EXERCISE AIM:
Where a line contains the word "proposed", copy that line in full.

DATA SUPPLIED:

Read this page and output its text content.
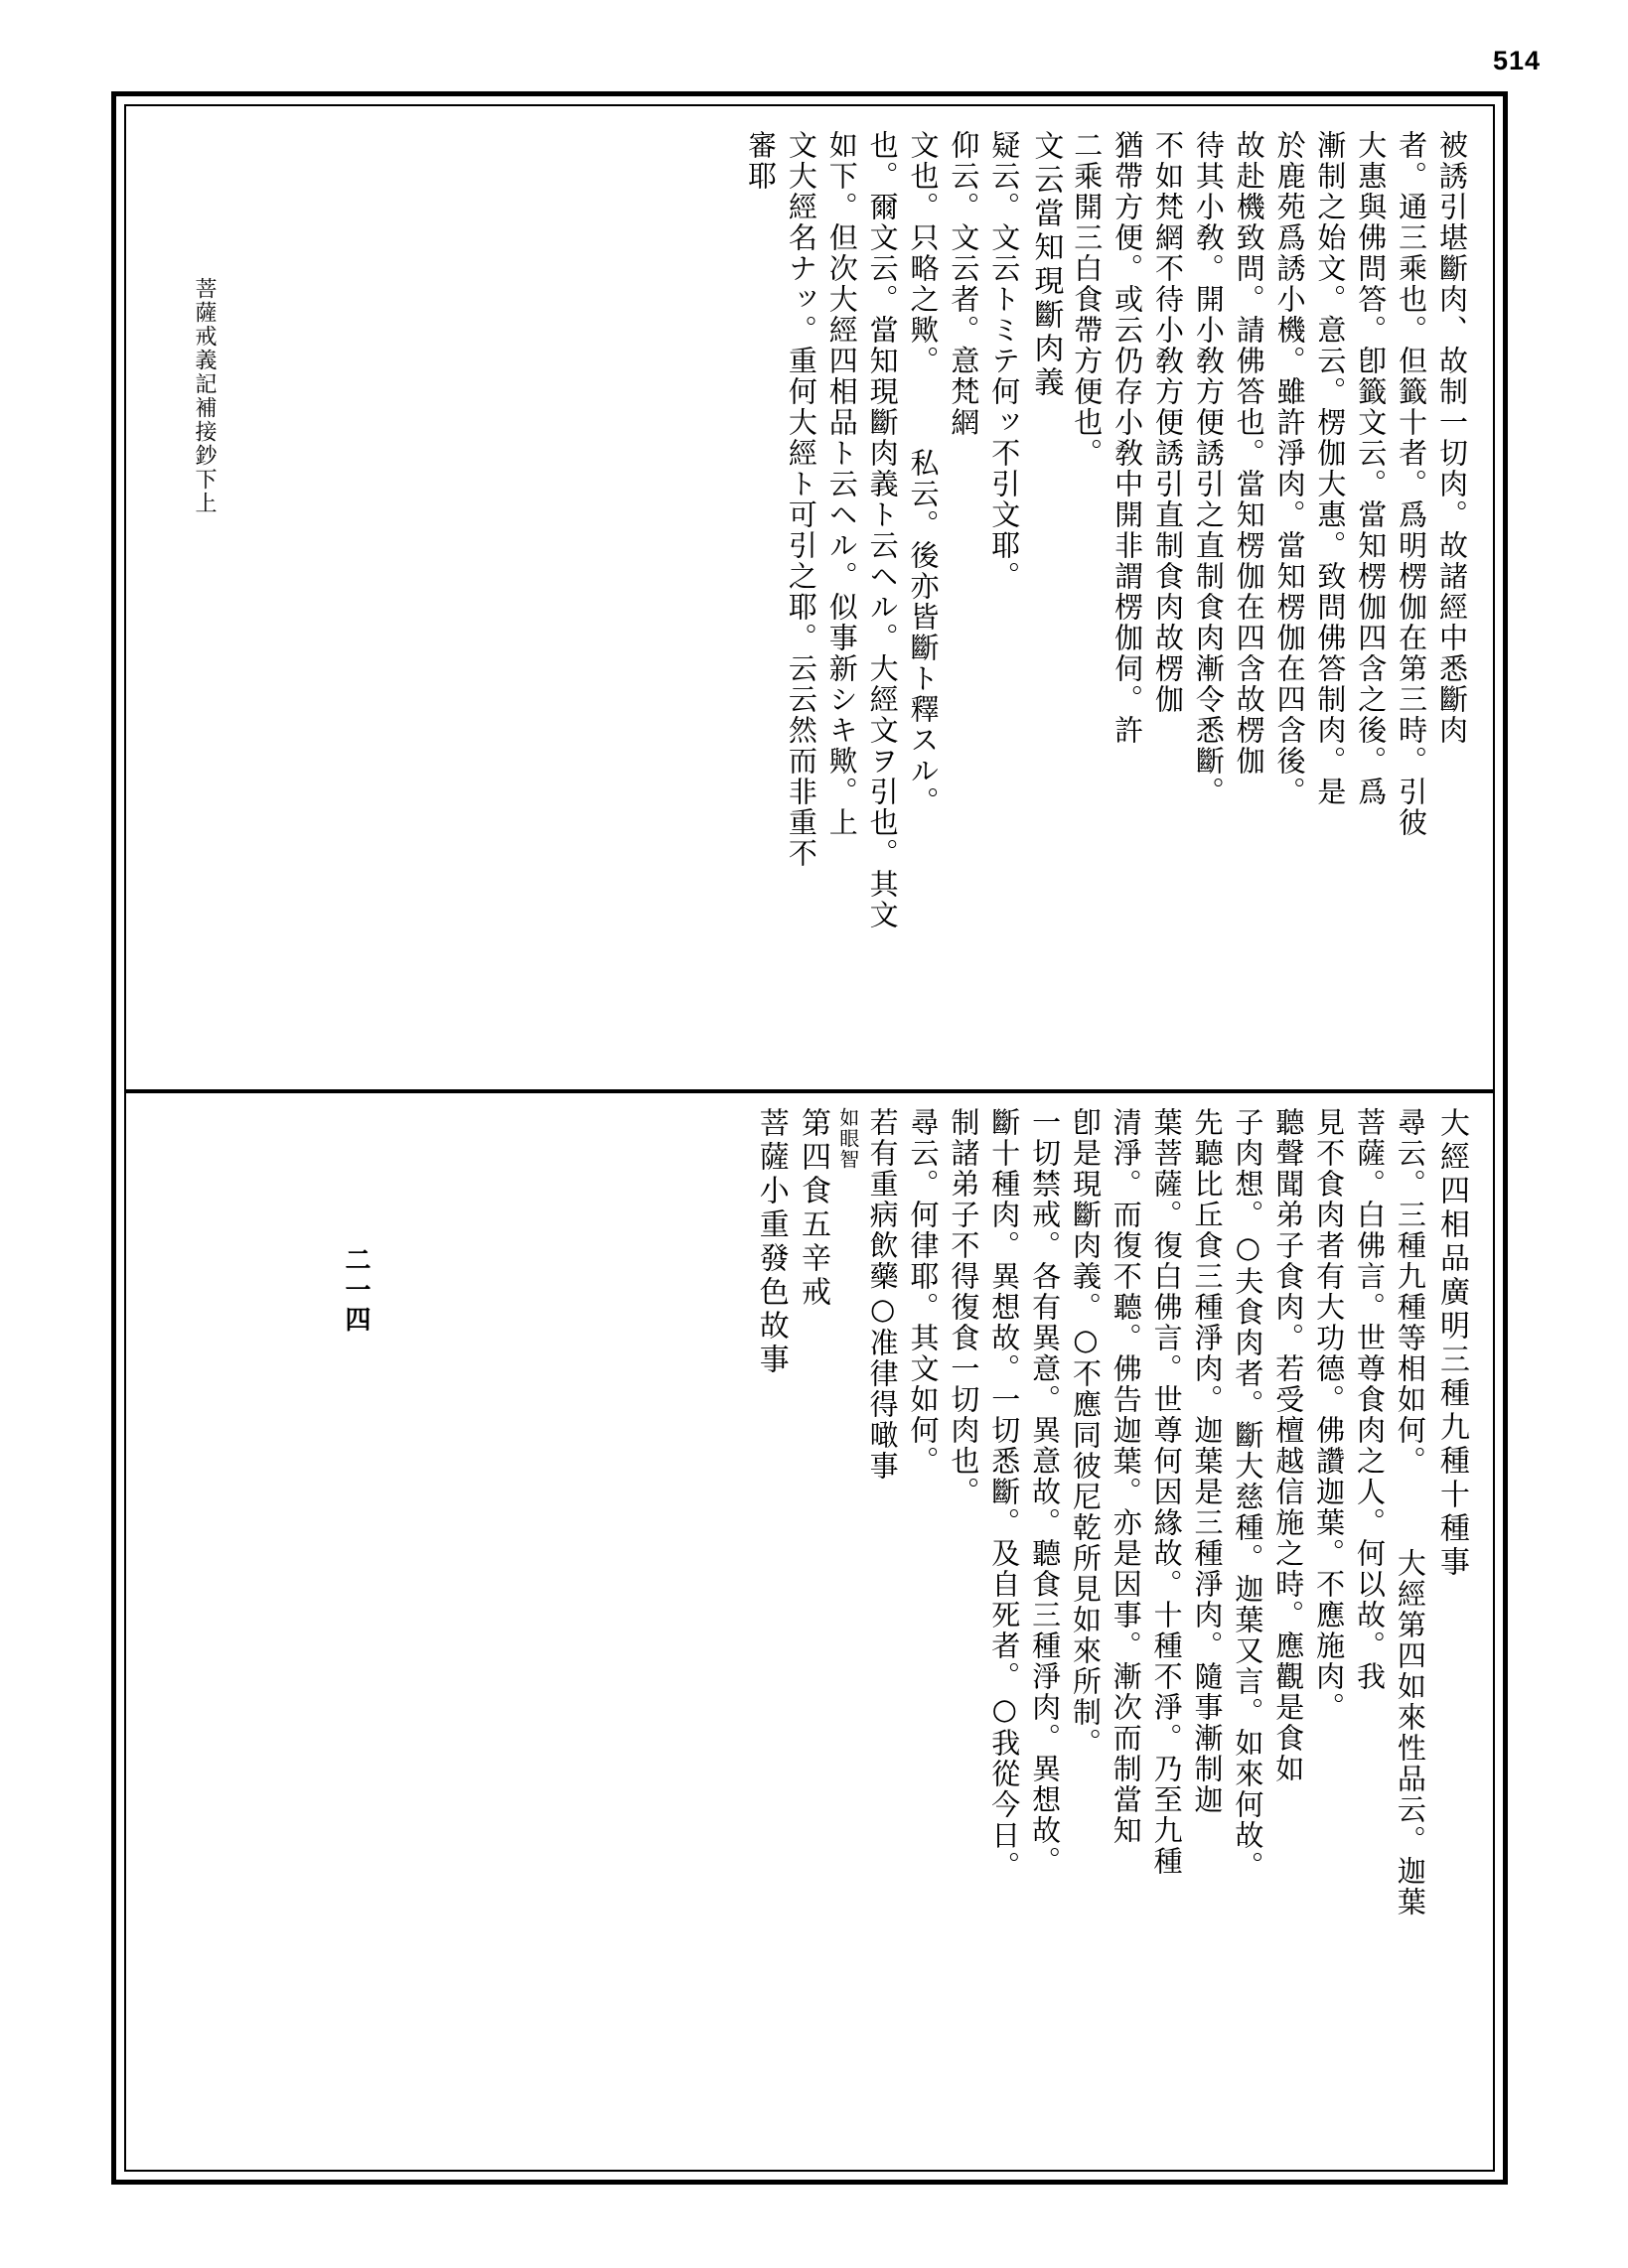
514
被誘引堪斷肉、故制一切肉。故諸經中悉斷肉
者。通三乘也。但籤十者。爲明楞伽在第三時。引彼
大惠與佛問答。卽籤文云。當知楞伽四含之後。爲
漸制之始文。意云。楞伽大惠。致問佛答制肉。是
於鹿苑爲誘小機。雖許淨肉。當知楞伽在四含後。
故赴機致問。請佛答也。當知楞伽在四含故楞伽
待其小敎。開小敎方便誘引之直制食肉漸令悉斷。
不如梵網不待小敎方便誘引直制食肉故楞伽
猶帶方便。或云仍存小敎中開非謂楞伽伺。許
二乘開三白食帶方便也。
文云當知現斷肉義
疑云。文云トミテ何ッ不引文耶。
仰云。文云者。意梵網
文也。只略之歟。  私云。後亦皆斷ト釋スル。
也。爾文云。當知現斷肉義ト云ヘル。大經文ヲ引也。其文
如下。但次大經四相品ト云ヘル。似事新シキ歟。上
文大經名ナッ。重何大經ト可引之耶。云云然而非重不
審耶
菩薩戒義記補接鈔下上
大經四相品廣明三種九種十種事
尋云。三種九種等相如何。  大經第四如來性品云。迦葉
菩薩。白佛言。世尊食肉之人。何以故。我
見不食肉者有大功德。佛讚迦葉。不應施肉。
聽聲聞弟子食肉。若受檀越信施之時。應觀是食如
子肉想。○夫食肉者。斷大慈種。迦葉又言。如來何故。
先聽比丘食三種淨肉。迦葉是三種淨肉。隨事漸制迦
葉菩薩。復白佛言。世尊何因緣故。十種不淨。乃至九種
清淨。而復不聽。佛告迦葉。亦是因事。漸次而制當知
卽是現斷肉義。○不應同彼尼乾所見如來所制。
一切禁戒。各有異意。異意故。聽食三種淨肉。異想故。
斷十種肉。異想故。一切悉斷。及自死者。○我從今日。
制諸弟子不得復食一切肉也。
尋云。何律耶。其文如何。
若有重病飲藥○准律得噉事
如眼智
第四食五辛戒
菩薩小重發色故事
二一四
==
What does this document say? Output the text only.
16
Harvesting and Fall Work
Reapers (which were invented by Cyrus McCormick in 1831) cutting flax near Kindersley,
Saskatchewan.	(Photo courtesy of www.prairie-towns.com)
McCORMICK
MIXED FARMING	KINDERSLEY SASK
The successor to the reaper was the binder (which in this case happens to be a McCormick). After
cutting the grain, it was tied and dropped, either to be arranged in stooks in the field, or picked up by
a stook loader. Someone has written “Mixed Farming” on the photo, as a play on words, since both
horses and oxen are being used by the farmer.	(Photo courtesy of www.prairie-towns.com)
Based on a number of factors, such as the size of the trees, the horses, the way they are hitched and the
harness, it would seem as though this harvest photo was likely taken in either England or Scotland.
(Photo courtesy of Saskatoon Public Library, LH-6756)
---
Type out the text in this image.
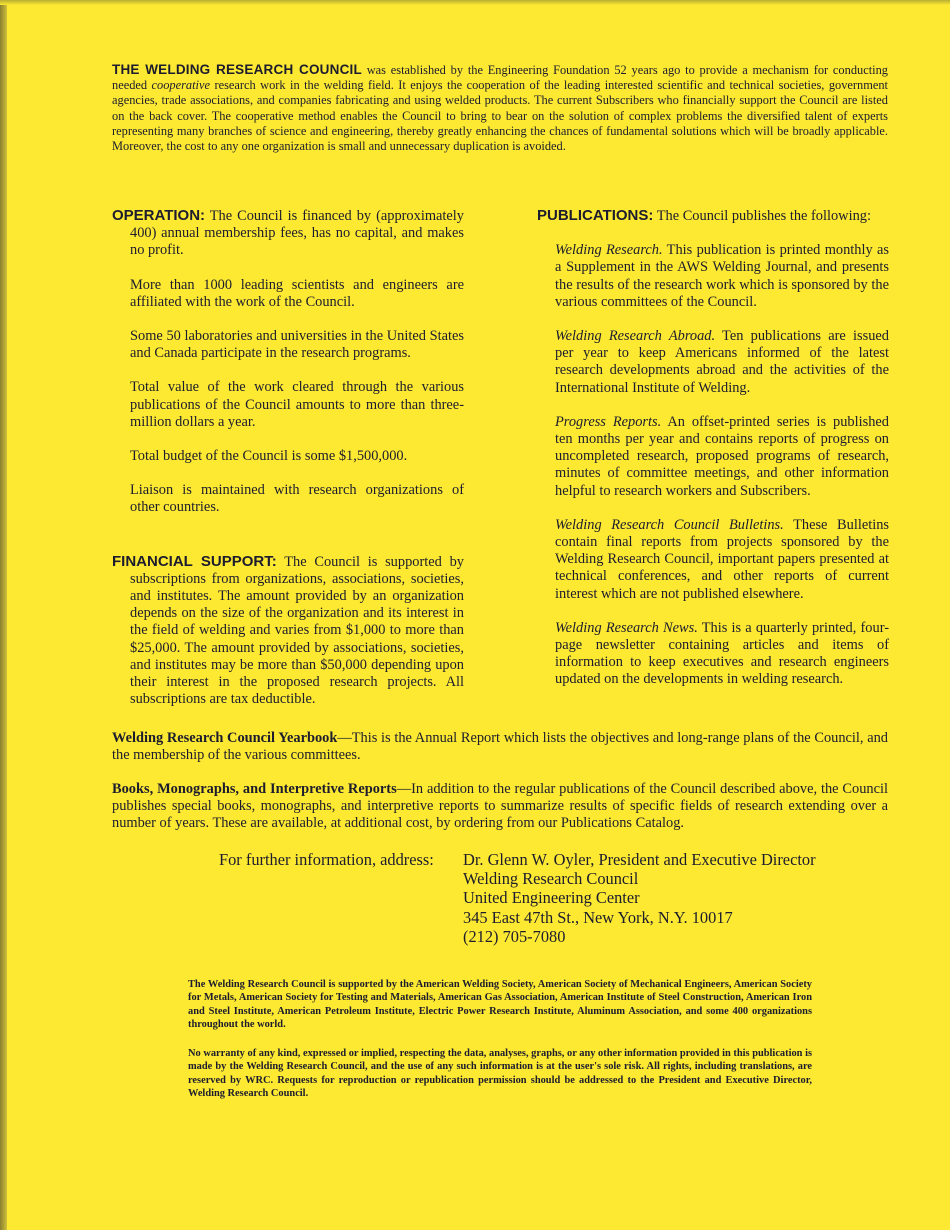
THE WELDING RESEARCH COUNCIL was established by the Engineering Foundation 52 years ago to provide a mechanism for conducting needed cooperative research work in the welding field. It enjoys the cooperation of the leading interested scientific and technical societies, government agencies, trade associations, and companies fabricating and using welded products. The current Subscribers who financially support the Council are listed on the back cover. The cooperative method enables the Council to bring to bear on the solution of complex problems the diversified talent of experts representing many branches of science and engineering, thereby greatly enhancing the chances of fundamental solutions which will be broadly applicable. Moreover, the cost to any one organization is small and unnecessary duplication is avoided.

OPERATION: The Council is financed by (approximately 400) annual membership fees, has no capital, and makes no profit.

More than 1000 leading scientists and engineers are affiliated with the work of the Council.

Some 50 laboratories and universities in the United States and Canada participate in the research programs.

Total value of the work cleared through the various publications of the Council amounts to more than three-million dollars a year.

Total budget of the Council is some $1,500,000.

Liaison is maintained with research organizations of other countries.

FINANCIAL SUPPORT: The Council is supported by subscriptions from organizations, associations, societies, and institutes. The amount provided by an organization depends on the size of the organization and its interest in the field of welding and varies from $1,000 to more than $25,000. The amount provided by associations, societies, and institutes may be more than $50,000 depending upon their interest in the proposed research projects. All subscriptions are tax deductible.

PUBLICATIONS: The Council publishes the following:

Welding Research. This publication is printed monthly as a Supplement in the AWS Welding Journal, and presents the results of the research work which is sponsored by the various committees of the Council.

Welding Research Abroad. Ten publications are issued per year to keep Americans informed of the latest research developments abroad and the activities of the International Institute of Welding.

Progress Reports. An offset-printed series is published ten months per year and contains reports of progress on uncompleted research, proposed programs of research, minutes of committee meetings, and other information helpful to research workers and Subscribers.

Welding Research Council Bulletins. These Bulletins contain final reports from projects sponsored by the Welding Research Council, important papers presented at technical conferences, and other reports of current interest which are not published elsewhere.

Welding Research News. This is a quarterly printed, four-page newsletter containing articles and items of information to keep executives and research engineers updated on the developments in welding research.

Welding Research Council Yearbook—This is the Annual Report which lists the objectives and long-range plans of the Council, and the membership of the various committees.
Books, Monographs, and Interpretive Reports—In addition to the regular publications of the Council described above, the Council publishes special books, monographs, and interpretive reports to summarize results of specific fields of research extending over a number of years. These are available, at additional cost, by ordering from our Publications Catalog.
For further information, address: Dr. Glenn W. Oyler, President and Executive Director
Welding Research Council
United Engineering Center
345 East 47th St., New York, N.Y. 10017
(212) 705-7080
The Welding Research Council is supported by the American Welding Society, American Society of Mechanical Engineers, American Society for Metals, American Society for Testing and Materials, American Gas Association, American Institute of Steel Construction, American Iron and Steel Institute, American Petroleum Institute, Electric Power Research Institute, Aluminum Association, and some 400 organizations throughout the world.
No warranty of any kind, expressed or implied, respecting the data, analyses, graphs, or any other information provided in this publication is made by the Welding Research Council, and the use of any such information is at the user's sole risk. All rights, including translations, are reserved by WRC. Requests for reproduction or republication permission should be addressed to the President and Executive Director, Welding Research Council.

ANSWER BELOW:
FINANCIAL SUPPORT: The Council is supported by subscriptions from organizations, associations, societies, and institutes. The amount provided by an organization depends on the size of the organization and its interest in the field of welding and varies from $1,000 to more than $25,000. The amount provided by associations, societies, and institutes may be more than $50,000 depending upon their interest in the proposed research projects. All subscriptions are tax deductible.
Progress Reports. An offset-printed series is published ten months per year and contains reports of progress on uncompleted research, proposed programs of research, minutes of committee meetings, and other information helpful to research workers and Subscribers.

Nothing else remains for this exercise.